**TASK DIRECTIONS**:
Count how many lines hold the string "this", and give only that number.
·····
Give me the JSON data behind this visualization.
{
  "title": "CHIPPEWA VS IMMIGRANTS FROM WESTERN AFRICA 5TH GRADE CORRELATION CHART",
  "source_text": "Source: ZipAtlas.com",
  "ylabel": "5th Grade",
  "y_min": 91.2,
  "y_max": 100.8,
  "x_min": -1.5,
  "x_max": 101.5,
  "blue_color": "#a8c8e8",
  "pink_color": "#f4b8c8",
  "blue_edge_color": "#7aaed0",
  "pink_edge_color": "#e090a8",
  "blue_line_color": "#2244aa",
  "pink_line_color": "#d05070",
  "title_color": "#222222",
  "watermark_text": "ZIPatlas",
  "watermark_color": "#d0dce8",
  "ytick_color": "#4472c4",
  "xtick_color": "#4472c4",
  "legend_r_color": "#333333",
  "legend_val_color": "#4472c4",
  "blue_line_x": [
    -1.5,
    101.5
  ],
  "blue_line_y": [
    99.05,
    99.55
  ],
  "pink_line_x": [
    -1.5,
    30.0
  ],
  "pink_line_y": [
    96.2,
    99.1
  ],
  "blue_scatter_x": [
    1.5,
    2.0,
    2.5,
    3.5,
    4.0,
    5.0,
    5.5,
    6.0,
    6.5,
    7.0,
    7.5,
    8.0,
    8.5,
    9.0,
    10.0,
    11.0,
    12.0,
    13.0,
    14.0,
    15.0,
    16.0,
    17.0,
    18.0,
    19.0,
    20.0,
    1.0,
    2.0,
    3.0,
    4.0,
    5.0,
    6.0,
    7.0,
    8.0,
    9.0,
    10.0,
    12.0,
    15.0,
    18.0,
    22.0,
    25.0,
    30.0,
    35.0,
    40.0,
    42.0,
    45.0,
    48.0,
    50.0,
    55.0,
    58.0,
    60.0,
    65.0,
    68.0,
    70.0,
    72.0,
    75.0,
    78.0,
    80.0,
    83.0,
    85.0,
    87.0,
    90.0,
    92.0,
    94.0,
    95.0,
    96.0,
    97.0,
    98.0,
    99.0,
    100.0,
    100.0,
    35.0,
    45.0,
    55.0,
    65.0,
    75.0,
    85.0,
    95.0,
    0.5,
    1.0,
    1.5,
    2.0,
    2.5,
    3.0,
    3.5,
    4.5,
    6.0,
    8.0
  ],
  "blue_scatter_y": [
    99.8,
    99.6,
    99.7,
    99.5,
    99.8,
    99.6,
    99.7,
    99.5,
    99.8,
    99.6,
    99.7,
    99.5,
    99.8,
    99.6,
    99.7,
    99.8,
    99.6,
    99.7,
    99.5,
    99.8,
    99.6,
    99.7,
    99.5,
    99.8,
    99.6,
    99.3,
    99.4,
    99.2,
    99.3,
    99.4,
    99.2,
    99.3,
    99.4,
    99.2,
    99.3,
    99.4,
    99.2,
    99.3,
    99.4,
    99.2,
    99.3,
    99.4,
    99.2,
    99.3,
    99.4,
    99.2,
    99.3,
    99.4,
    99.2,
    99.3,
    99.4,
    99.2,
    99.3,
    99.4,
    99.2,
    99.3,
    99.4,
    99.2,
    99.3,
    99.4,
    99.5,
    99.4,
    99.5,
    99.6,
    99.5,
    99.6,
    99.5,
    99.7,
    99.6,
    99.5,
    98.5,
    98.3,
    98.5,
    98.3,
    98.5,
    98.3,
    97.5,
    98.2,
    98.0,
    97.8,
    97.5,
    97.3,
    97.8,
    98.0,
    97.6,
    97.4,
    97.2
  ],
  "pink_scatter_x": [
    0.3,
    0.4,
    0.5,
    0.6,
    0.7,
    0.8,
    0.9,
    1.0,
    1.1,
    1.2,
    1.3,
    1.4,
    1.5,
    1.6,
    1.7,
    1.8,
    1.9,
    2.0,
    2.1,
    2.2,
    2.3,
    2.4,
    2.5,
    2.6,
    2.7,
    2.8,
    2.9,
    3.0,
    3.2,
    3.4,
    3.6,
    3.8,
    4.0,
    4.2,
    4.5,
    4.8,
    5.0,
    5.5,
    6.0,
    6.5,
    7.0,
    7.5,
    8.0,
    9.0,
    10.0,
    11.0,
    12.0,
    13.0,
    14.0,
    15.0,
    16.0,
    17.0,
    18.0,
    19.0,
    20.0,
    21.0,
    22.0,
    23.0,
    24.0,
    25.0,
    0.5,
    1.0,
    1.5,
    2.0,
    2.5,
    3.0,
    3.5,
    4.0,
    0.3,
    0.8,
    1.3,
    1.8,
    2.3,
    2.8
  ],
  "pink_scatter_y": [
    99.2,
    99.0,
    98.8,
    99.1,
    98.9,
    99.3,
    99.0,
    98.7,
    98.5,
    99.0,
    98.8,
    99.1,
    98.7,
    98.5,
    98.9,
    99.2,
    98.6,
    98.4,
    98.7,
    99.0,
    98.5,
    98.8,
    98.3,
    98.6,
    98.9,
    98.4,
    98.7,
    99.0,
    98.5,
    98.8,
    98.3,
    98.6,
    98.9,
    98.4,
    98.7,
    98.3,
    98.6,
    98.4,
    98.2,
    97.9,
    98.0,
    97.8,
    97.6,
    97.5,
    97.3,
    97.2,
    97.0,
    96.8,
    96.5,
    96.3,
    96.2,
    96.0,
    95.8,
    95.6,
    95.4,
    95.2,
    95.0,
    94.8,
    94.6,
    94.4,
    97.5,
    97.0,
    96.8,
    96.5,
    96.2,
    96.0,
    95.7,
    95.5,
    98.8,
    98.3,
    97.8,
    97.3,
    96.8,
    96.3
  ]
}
·····
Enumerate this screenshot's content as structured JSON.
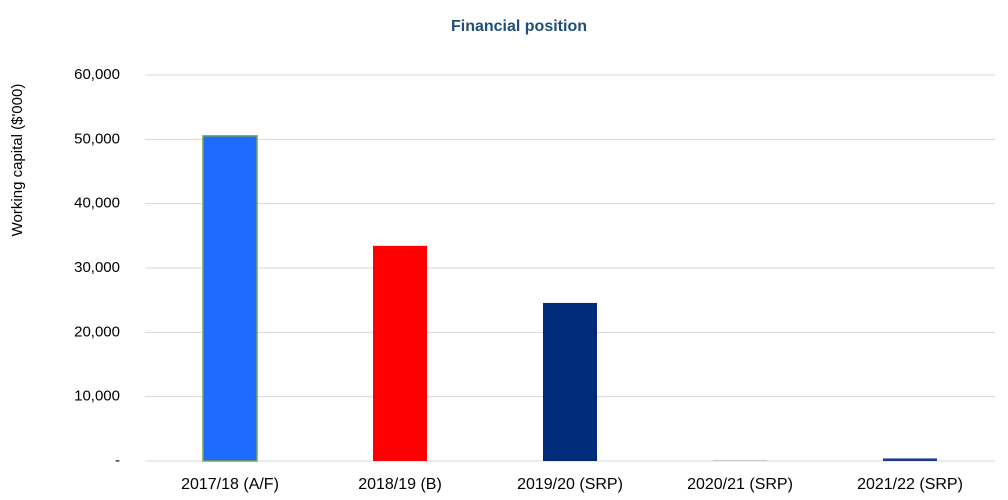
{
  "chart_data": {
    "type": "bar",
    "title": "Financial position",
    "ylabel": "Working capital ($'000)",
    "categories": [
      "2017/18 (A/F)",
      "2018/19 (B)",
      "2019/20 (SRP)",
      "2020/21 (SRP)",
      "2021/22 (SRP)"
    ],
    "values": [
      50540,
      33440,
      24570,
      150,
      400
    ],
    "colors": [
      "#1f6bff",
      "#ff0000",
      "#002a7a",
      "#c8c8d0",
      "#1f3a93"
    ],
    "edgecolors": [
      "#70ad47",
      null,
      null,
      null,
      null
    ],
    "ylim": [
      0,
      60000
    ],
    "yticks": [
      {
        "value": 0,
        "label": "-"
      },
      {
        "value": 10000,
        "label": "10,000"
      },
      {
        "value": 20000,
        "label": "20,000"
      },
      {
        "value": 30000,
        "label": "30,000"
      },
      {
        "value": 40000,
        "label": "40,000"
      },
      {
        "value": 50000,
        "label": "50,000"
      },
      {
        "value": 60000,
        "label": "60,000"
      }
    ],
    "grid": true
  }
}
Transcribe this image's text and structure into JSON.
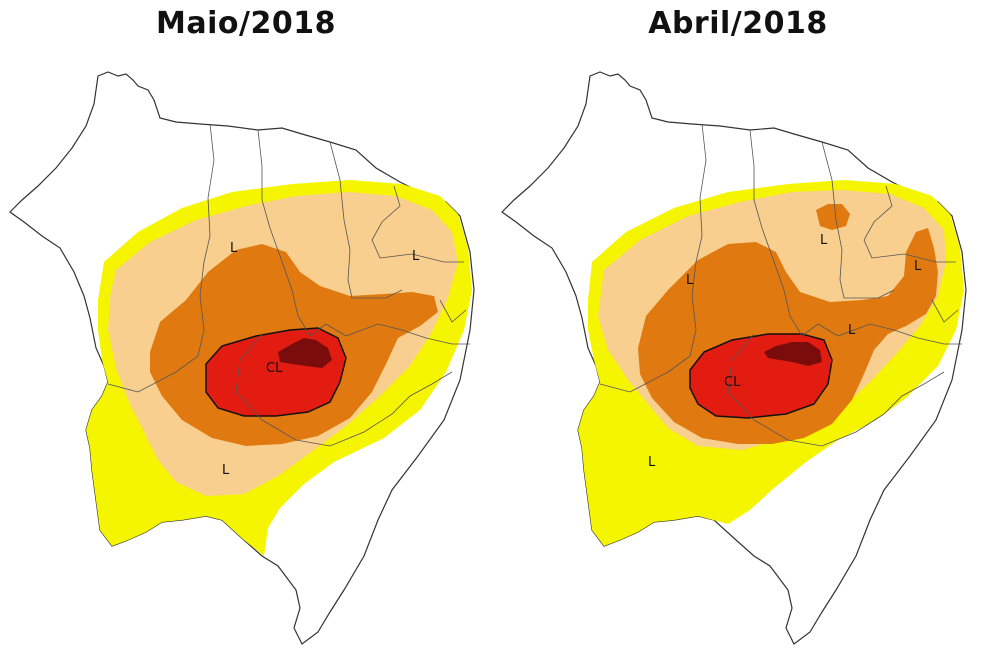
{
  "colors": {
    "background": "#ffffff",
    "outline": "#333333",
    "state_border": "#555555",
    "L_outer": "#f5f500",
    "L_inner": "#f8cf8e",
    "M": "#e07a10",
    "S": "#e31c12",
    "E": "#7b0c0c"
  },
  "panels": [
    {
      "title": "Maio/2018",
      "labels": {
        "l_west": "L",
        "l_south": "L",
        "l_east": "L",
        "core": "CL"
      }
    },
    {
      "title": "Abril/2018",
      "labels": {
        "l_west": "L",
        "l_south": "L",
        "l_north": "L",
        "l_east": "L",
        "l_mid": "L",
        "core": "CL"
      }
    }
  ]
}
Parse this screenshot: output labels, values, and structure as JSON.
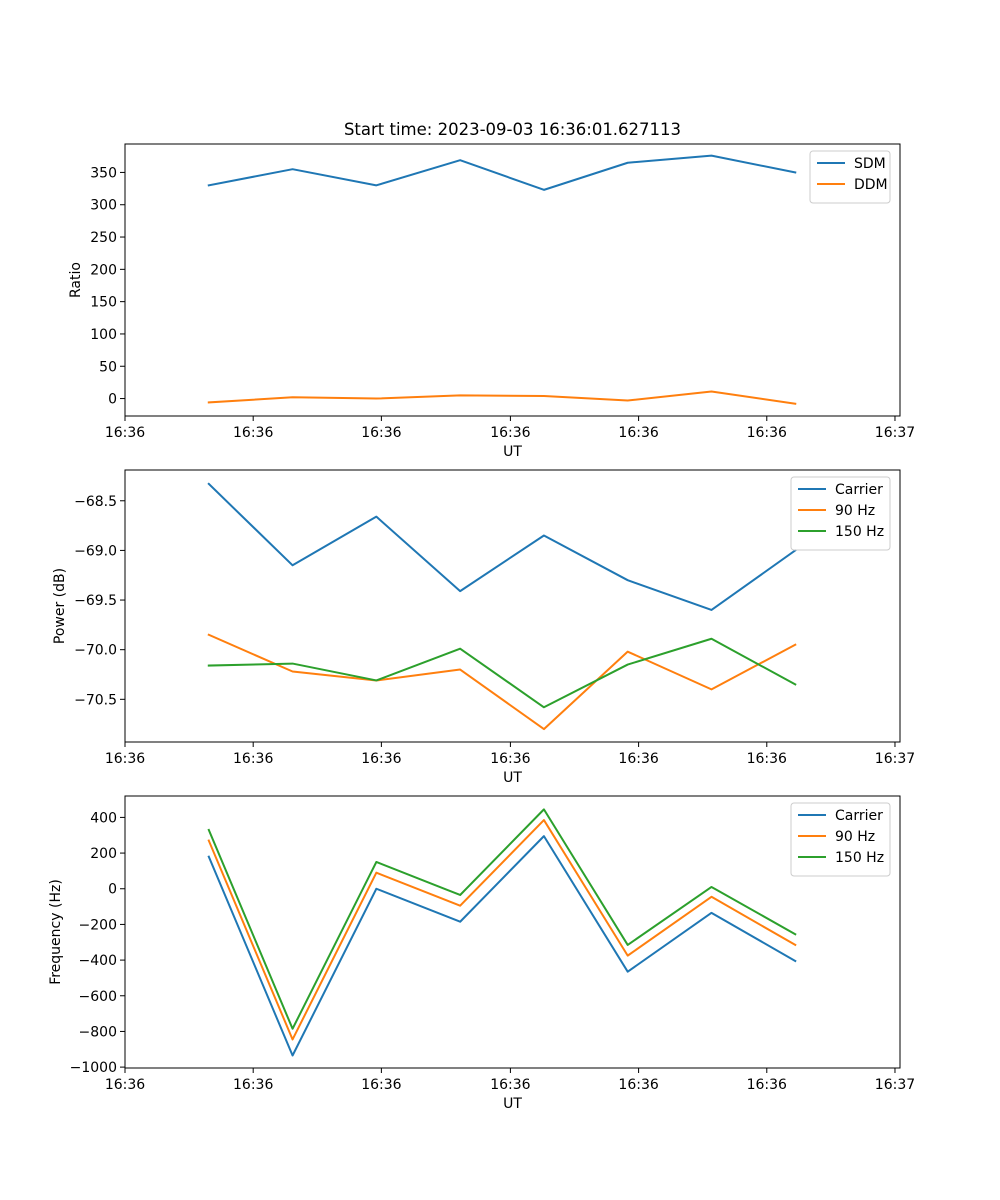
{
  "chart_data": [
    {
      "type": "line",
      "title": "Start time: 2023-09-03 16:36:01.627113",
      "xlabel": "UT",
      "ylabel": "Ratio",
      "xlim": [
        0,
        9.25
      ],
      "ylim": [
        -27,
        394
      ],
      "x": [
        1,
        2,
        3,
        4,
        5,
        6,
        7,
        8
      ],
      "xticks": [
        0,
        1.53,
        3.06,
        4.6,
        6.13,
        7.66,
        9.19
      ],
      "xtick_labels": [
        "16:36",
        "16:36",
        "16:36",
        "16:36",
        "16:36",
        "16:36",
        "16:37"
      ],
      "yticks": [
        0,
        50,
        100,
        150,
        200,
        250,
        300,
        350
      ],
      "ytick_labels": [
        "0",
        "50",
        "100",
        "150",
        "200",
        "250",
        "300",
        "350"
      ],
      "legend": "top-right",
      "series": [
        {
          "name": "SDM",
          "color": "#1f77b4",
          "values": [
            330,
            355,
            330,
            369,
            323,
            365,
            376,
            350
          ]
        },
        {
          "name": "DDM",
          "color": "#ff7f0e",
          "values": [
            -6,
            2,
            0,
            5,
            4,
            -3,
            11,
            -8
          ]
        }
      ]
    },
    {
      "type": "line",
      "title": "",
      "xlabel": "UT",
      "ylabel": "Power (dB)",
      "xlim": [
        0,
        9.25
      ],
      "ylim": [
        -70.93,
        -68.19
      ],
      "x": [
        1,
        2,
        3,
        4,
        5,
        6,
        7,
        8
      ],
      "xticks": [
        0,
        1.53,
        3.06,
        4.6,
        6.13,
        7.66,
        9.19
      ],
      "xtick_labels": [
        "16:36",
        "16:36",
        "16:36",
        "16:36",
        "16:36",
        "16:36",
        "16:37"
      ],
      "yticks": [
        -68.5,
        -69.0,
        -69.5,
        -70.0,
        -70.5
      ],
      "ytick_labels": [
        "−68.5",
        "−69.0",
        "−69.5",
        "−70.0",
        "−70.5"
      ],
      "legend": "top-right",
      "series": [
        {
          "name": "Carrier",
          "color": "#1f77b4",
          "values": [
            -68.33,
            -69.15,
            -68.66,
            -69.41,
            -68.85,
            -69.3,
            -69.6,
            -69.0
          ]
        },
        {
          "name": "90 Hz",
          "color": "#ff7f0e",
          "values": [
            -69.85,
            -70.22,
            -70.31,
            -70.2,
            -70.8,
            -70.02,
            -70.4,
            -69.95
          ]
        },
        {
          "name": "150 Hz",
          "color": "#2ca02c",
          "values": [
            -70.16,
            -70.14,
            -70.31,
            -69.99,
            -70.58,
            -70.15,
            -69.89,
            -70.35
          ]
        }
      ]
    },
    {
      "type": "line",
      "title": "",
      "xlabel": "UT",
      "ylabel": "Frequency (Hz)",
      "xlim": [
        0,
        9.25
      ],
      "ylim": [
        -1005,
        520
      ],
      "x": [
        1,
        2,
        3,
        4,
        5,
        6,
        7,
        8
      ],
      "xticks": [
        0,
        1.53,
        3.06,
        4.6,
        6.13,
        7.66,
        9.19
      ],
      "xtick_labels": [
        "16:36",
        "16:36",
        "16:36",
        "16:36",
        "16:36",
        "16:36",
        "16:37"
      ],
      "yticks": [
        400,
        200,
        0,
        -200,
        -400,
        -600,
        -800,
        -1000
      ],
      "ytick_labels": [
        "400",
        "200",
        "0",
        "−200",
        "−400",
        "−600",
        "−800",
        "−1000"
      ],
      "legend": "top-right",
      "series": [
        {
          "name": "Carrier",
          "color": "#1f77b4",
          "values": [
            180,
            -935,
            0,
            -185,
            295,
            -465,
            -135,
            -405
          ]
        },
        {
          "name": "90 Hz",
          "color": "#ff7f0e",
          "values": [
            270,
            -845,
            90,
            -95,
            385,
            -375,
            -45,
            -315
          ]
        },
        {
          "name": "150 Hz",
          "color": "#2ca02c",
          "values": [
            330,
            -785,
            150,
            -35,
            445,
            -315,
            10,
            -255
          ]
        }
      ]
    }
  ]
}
·····
**EXERCISE OUTPUT**:
4